>> start Raw data
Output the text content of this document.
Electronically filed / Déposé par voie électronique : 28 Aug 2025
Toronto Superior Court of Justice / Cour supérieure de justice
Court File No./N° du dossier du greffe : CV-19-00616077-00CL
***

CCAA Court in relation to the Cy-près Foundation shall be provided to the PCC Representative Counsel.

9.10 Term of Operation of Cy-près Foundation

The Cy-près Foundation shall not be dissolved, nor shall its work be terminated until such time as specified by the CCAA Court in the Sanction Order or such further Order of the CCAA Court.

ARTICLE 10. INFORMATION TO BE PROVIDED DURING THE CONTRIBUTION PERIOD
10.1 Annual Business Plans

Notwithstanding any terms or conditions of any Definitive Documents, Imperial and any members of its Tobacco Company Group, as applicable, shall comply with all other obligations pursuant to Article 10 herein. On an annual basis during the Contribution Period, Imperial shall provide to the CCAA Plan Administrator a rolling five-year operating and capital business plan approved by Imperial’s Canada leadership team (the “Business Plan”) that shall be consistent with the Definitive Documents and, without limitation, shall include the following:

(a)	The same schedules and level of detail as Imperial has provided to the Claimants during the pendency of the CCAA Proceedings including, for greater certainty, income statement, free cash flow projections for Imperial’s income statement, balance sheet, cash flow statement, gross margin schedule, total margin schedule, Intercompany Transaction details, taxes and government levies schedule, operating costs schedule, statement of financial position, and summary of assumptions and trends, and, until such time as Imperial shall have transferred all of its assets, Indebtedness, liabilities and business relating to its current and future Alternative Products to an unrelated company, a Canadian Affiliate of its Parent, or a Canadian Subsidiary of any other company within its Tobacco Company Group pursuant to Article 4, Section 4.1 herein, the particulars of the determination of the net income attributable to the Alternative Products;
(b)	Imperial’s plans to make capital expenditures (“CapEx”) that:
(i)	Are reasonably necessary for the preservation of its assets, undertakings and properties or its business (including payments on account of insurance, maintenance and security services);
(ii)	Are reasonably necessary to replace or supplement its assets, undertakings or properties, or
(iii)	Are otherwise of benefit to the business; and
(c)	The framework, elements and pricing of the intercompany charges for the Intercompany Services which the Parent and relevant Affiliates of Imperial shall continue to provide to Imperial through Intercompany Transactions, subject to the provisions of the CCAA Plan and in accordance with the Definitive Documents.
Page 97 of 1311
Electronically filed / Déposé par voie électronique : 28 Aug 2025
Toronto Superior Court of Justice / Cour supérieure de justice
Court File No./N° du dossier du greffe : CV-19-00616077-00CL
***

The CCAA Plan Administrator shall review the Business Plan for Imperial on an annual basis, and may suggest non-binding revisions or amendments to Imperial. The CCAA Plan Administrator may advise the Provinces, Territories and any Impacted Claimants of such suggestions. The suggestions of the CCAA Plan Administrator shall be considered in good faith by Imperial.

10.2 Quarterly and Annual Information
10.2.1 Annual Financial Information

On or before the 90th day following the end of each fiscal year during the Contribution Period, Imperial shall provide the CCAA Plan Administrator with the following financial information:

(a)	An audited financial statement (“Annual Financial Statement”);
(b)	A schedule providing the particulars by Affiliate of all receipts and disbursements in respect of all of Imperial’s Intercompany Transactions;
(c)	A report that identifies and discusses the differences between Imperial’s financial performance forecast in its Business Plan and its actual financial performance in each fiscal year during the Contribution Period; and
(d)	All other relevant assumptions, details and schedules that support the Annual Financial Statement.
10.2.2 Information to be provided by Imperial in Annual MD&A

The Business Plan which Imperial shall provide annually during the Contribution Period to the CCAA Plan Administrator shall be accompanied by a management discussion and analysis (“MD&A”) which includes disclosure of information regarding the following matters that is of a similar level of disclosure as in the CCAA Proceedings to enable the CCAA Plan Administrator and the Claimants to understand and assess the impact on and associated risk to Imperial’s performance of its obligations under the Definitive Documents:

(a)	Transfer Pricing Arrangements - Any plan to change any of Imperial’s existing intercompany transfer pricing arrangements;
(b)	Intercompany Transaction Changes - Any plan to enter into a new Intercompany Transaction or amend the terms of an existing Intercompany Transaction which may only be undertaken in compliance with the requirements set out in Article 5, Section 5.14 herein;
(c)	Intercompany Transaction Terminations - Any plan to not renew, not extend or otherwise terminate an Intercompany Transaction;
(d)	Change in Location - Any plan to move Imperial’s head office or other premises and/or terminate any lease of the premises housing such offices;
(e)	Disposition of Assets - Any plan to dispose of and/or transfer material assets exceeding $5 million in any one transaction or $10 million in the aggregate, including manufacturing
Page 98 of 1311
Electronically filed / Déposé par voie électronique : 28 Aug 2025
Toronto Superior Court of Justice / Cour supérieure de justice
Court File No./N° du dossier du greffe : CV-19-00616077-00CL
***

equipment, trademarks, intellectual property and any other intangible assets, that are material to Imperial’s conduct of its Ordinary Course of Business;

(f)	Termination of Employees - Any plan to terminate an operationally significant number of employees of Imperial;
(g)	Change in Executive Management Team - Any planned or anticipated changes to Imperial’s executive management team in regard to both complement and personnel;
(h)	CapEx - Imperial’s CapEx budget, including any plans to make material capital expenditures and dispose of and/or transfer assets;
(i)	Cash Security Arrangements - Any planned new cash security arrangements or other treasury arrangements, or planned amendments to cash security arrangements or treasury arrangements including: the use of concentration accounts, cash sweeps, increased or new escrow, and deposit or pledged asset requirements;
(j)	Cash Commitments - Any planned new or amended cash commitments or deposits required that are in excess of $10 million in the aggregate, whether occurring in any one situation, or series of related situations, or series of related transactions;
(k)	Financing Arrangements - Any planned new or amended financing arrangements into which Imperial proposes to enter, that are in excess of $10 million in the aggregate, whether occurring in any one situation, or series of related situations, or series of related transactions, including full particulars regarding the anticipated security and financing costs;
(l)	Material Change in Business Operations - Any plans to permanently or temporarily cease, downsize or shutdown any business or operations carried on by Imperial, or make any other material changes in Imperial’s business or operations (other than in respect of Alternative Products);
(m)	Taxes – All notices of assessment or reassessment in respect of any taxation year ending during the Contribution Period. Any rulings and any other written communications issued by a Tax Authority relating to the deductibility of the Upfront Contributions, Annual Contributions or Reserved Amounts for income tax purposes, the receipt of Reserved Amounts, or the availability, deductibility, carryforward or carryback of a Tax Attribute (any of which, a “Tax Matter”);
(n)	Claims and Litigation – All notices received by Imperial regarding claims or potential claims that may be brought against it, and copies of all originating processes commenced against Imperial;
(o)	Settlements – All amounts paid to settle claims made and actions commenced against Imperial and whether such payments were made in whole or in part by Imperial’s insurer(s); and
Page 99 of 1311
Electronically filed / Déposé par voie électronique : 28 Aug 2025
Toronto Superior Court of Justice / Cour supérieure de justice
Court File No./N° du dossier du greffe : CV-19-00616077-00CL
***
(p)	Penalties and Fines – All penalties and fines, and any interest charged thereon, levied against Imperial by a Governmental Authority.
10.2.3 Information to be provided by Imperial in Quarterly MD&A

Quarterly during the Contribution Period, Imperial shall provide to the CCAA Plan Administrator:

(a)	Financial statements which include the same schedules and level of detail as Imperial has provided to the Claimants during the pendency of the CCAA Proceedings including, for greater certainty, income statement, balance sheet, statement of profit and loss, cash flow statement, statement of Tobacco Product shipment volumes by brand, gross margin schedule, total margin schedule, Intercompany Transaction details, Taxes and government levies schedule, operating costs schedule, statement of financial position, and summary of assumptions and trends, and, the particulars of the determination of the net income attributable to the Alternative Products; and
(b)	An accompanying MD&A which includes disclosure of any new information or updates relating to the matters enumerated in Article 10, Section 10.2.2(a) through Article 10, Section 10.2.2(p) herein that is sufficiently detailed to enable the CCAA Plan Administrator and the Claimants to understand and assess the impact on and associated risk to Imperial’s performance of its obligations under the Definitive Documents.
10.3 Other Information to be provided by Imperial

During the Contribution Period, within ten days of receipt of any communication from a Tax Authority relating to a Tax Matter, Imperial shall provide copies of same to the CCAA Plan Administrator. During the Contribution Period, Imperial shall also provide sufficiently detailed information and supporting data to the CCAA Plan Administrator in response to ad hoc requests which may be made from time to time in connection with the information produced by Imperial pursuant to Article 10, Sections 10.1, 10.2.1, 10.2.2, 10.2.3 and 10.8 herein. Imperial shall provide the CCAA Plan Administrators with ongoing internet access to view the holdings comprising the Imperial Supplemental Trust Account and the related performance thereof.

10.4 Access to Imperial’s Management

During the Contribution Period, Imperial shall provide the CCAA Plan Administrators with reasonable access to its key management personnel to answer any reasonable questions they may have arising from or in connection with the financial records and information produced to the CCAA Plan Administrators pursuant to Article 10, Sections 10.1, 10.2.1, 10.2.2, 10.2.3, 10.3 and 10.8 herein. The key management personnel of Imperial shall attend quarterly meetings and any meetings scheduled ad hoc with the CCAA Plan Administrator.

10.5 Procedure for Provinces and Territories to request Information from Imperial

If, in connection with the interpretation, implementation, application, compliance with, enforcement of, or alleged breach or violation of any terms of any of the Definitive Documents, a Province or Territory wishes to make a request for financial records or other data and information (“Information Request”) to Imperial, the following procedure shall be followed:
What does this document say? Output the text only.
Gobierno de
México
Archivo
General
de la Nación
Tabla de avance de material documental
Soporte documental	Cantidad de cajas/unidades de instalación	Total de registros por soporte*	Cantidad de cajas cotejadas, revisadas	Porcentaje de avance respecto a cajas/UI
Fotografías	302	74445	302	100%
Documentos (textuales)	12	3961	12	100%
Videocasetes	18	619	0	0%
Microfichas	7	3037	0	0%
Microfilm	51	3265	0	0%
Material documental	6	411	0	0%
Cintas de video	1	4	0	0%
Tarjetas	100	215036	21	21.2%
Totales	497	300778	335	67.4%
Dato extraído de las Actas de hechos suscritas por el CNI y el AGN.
>> end Raw data
Task to carry out. Extract, verbatim, the lines from the one containing "What does this" through the last line of the listing above.

Task answer.
What does this document say? Output the text only.
Gobierno de
México
Archivo
General
de la Nación
Tabla de avance de material documental
Soporte documental	Cantidad de cajas/unidades de instalación	Total de registros por soporte*	Cantidad de cajas cotejadas, revisadas	Porcentaje de avance respecto a cajas/UI
Fotografías	302	74445	302	100%
Documentos (textuales)	12	3961	12	100%
Videocasetes	18	619	0	0%
Microfichas	7	3037	0	0%
Microfilm	51	3265	0	0%
Material documental	6	411	0	0%
Cintas de video	1	4	0	0%
Tarjetas	100	215036	21	21.2%
Totales	497	300778	335	67.4%
Dato extraído de las Actas de hechos suscritas por el CNI y el AGN.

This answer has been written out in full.